Документ:
****************************************

Последняя реплика гражданина — «Ты это видел?» — должна пониматься двояко. Это может быть вопрос (что-то вроде «неужели такое бывает?») человека, прежде столь тесно не соприкасавшегося со злом (ухитрявшегося его не замечать), которому теперь надо жить с новым опытом. Но это может быть и вопрос того, кто когда-то беспричинно расстрелял пленного немца, забыл о нем и сейчас настигнут рассказом поэта, как убийцы Ивика — появлением журавлей. При этом не важно, видел ли поэт, как гражданин убил пленного (в таком случае судьба свела однополчан), или он был свидетелем другой, но в сути своей точно такой же расправы (все убийства одинаковы).

Многопланов и ответ поэта. «Это был не я» означает и «в тот раз убили не меня» (вспомним, что импульсом для рассказа стал звук, напомнивший об убитом Лорке), и «я теперь стал другим и не допустил бы убийства», и, наконец, «я это сумел увидеть (запомнить, осмыслить, рассказать) потому, что подчинен высшей воле — не я, а Бог видел это и видит все, что с нами происходит». Последнее слово, как и у Пушкина, Лермонтова, Некрасова, остается за поэтом, а молчание прежде столь говорливого гражданина и краткость его последней реплики указывают на то, что после рассказа поэта он стал (хотя бы на время) иным, чем был прежде.

****************************************

Исходные данные:
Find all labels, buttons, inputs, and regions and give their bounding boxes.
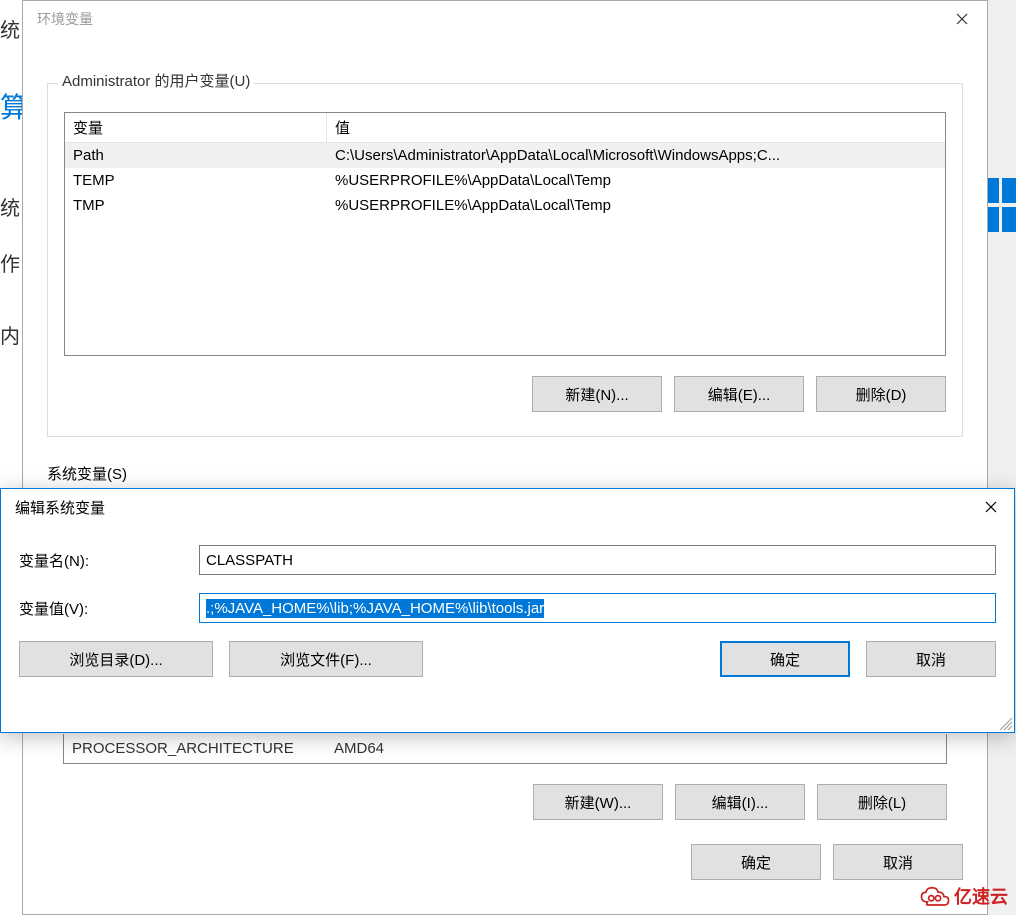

****************************************

Суть задания: Продолжите разбор диалога поэта и гражданина, начав сразу после его последнего предложения.

Готовое решение:
Резкий драматизм и смысловая многоплановость однострочного финального диалога вступали в неразрешимое противоречие с подцензурной версией сюжета, в которой пленный стал советским солдатом (вместо «офицера» увели куда-то маркированного «замполита»), а его убийцы — немцами (вместо «Вблизи него стояли два солдата» — «Вблизи него немецкие солдаты», вместо «Те трое прочь ушли» — «Три немца прочь ушли» — 683–684). Читатель не мог не задаться вопросом: если речь идет о зверствах нацистов, то чему же изумляется гражданин? (О преступлениях, совершенных гитлеровцами, советские публицисты, литераторы, кинематографисты, художники и прочие деятели искусств информировали общество с разной мерой ответственности и честности, но постоянно. Этим сюжетом в СССР удивить было нельзя.) Думается, Самойлов уступил цензурному давлению потому, что был убежден: финал (и общая конструкция стихотворения) «переиграют» очевидные подмены. Вера в свое слово соединялась здесь с верой в читателя. Стихотворение — пусть со следами цензурного вмешательства — должно было пробиться в печать. Если бы «Поэт и гражданин» остался потаенным текстом, нарушился бы диалог поэта и гражданина, который был для Самойлова не менее важен, чем для Слуцкого.

Начиная читать стихотворение, мы воспринимаем заглавье и эпиграф как знаки иронически-игрового текста. Пародийные реминисценции усиливают это впечатление. Трагедия следует прямо за каламбуром. По прочтении и заголовок, и эпиграф обретают иной смысл. Поэту есть что сказать гражданину (какое бы значение ни придавалось этому «званию»), гражданин должен (и может) услышать поэта. «…Не для битв… / … для молитв» рождены не только поэты, но и все люди.



1 Самойлов Д. Стихотворения. СПб., 2006. С. 187; 683–685 (прим.). Далее страницы этого издания указываются в скобках.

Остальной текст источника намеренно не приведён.